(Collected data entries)
■ ■ ■

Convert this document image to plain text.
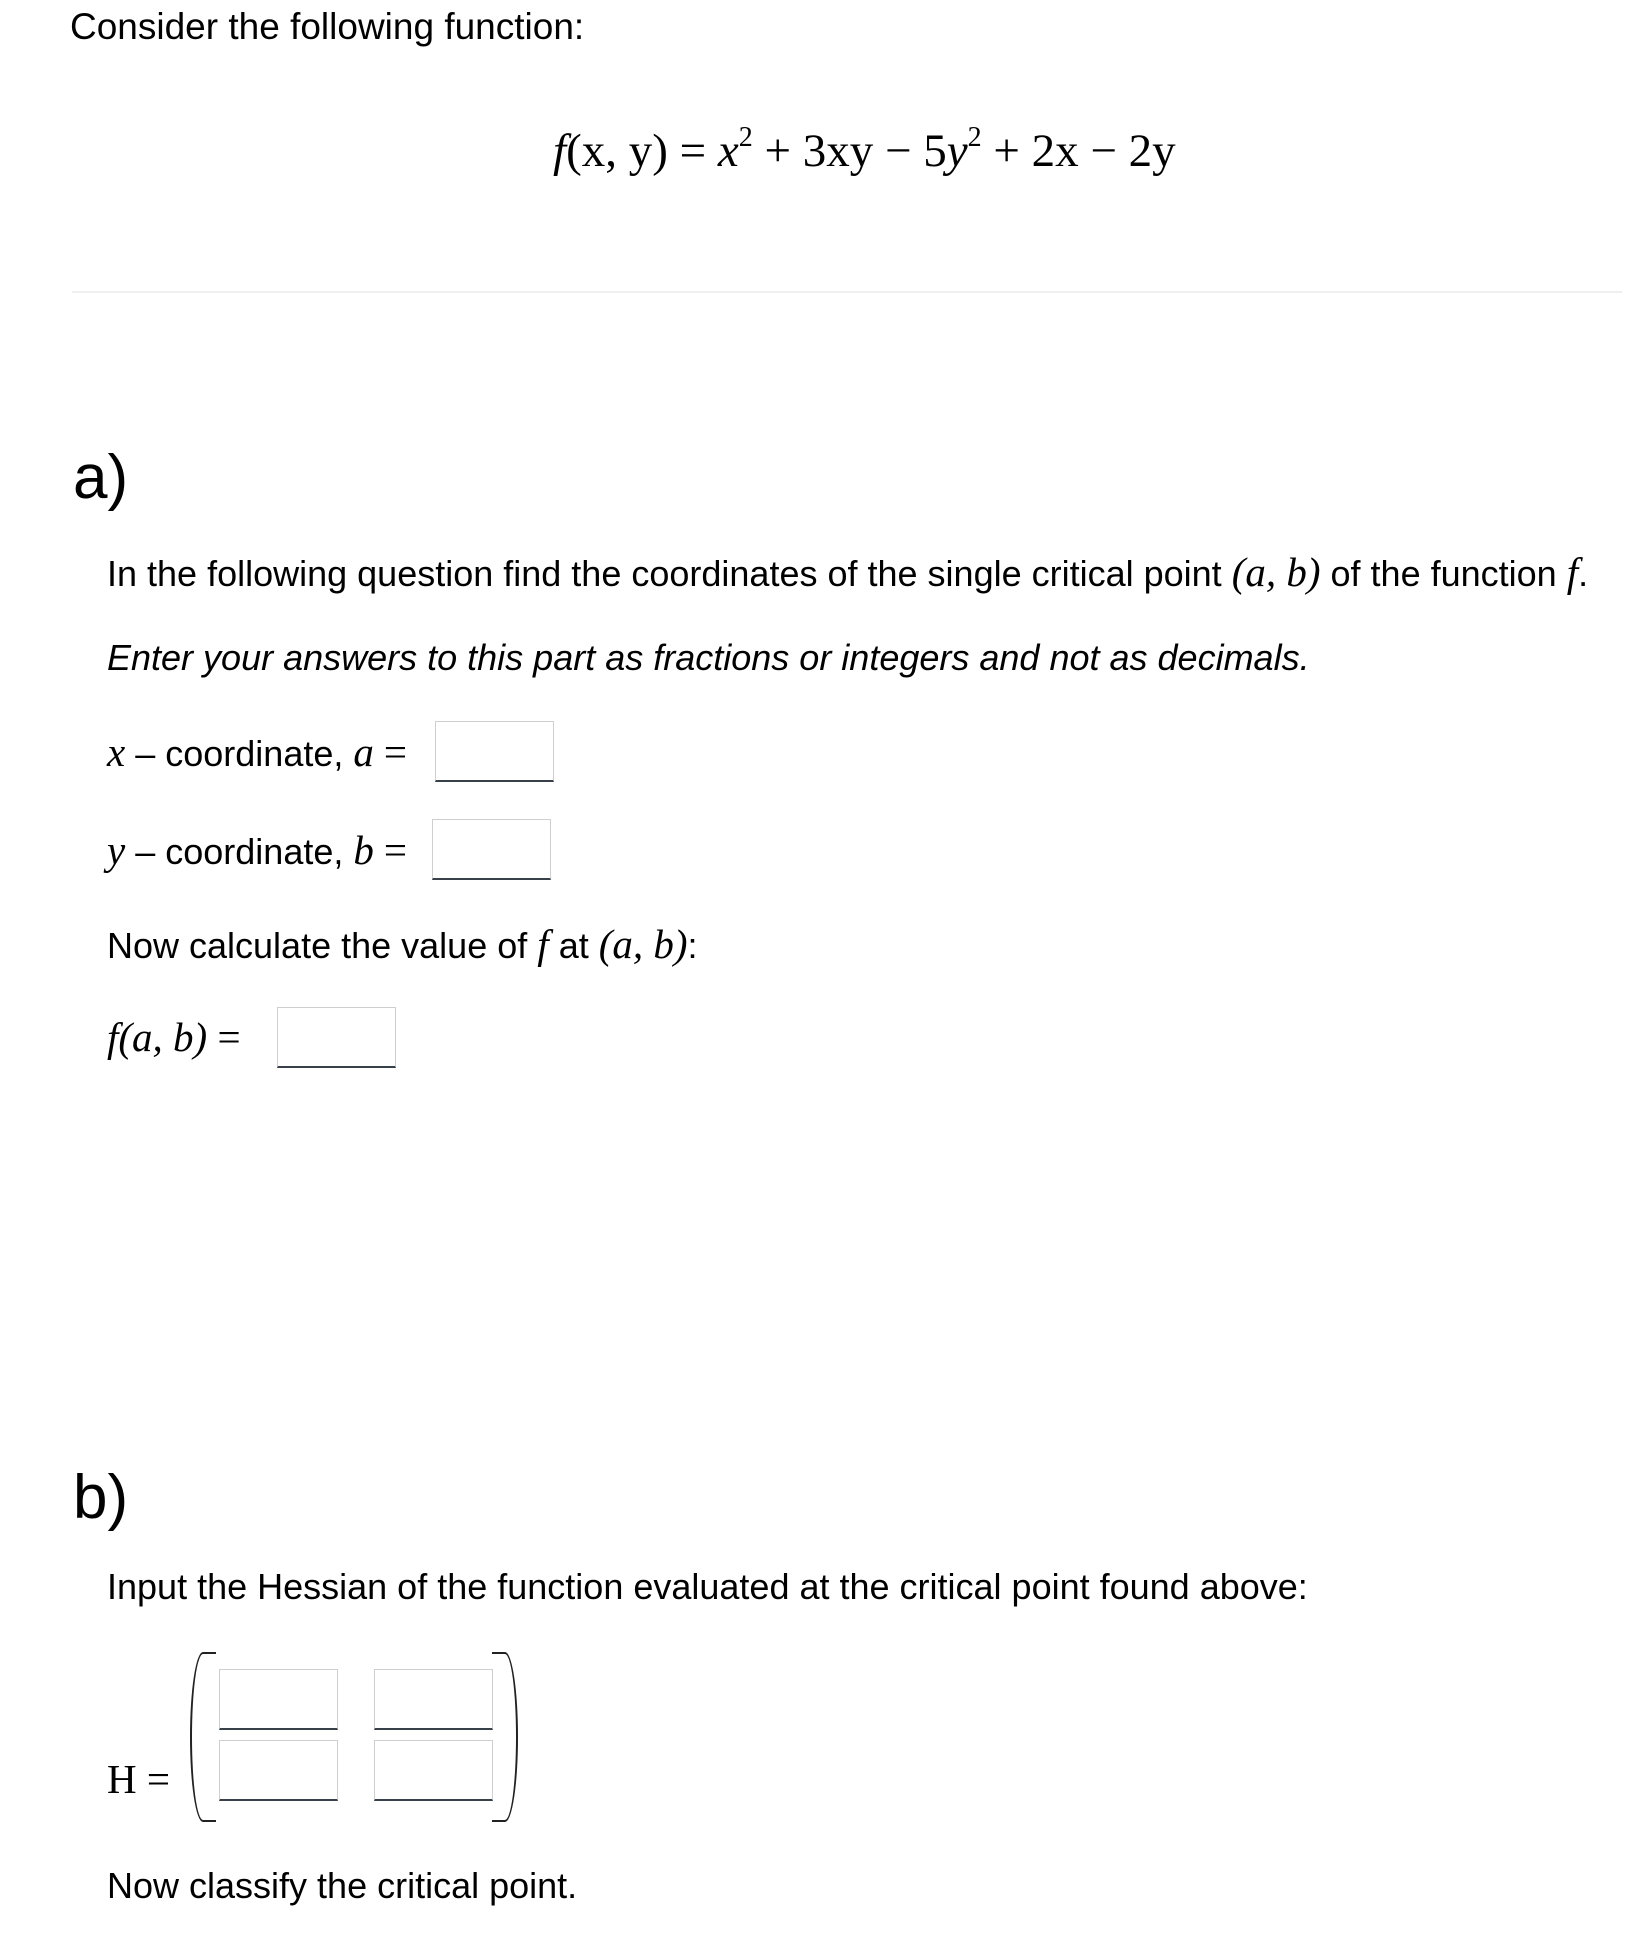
Consider the following function:
f(x, $y) = x^2 + 3xy - 5y^2 + 2x - 2y$
a)
In the following question find the coordinates of the single critical point (a, b) of the function f.
Enter your answers to this part as fractions or integers and not as decimals.
x – coordinate, a =
y – coordinate, b =
Now calculate the value of f at (a, b):
f(a, b) =
b)
Input the Hessian of the function evaluated at the critical point found above:
H =
Now classify the critical point.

■ ■ ■

(EXERCISE REQUIREMENTS)
Filter the listing above for the string "point" and copy every matching line.

(SOLUTION)
In the following question find the coordinates of the single critical point (a, b) of the function f.
Input the Hessian of the function evaluated at the critical point found above:
Now classify the critical point.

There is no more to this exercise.